Objective »
Work through the data line by line, gathering every line that has the word "EmpNumber".

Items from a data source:
start

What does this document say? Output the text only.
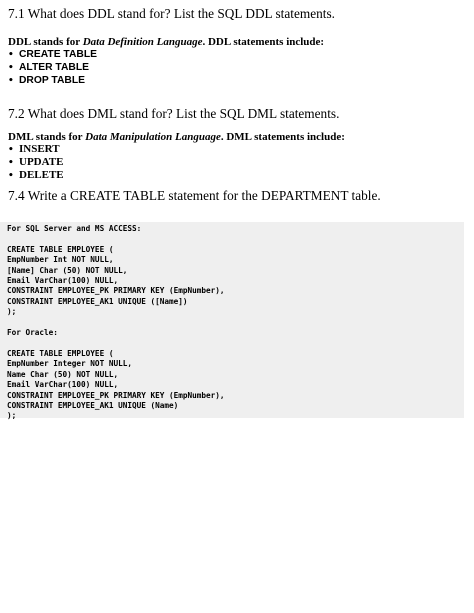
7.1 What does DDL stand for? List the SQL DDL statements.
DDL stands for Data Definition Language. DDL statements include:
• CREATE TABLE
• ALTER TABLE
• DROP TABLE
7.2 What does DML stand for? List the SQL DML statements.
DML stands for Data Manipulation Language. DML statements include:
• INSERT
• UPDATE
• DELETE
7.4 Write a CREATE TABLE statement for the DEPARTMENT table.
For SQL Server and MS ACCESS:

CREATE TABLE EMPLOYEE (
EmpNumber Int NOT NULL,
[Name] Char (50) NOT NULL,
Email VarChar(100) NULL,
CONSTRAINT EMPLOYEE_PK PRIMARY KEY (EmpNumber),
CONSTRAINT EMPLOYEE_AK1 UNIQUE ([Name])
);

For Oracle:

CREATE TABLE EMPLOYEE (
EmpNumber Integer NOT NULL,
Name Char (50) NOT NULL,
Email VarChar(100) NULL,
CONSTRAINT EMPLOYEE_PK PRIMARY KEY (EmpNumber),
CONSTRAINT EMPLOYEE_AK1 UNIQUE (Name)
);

end
start

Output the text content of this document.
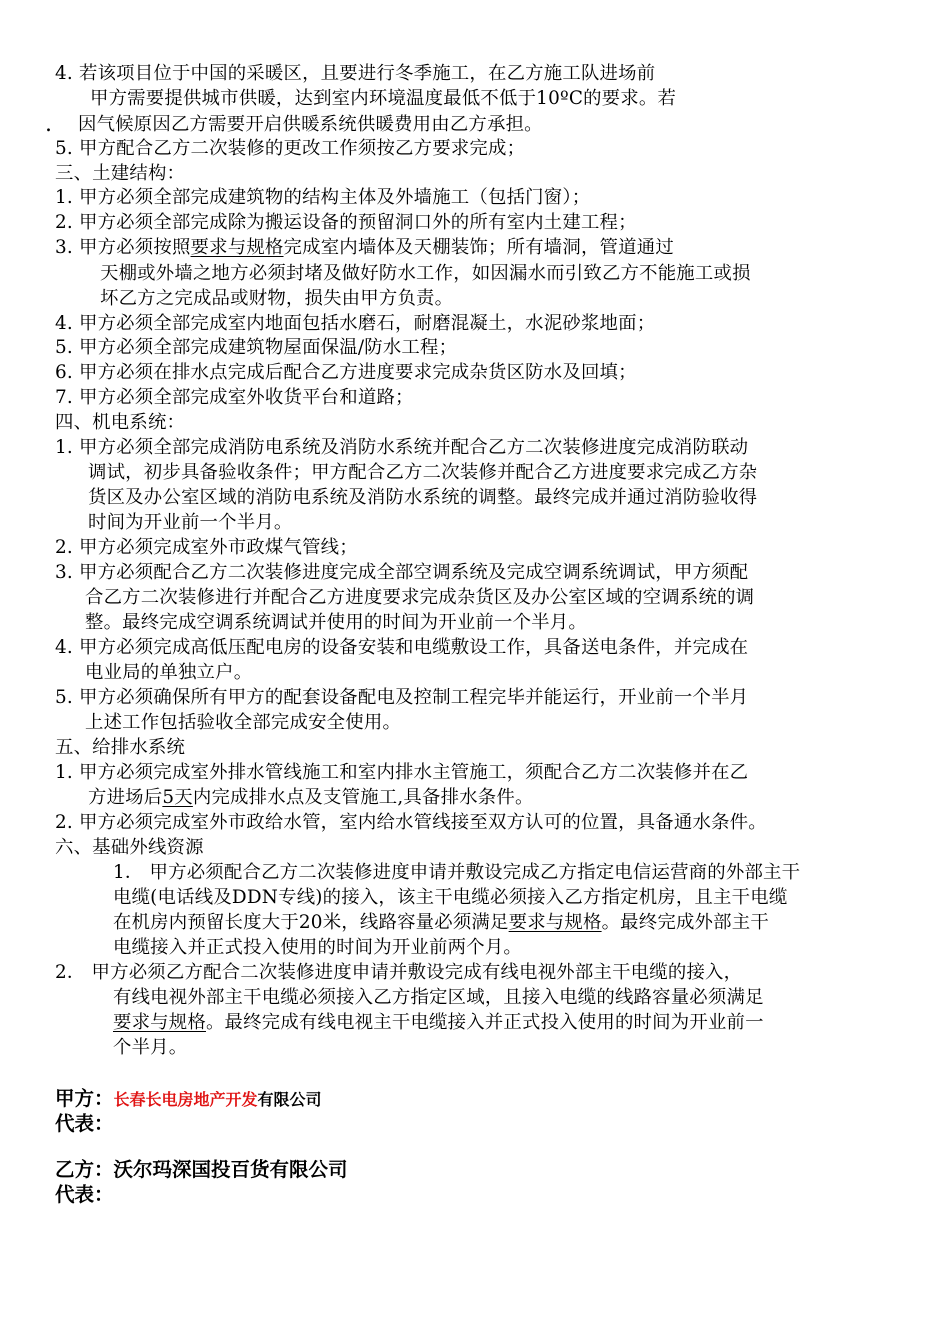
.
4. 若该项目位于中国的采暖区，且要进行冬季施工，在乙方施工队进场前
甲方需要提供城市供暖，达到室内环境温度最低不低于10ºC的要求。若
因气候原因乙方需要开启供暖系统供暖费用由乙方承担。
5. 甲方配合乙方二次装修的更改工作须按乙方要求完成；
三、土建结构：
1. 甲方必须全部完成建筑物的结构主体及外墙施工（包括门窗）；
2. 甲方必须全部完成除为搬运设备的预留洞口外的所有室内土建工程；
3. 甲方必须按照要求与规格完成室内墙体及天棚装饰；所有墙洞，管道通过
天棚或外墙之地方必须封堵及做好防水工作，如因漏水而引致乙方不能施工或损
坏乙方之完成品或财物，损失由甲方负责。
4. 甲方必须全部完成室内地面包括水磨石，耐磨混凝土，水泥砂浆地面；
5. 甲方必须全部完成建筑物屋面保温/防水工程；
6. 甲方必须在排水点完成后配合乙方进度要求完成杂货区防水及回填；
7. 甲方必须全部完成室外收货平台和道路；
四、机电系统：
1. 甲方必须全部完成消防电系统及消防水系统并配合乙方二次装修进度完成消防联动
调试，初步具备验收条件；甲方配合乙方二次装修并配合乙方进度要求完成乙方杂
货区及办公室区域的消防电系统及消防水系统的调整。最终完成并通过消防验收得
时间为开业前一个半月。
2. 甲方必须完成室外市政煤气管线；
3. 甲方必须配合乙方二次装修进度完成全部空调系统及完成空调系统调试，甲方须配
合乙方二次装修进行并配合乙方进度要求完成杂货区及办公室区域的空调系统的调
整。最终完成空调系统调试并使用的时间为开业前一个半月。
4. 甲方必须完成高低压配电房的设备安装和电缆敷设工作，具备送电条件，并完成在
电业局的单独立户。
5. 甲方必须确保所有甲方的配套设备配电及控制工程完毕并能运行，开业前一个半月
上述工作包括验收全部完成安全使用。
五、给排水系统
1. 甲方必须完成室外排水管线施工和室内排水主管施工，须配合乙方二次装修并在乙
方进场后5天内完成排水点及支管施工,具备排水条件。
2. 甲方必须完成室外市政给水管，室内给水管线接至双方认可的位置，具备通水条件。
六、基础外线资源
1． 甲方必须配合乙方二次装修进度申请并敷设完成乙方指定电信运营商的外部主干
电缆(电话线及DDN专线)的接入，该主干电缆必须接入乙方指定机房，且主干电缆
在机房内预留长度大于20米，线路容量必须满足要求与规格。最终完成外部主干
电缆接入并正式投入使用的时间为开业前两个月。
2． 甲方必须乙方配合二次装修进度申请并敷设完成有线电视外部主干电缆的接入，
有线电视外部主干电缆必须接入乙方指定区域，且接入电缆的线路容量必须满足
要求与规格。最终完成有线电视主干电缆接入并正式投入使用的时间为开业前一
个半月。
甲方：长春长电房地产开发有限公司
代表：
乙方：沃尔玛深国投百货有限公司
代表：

end

Written answer »
EmpNumber Int NOT NULL,
CONSTRAINT EMPLOYEE_PK PRIMARY KEY (EmpNumber),
EmpNumber Integer NOT NULL,
CONSTRAINT EMPLOYEE_PK PRIMARY KEY (EmpNumber),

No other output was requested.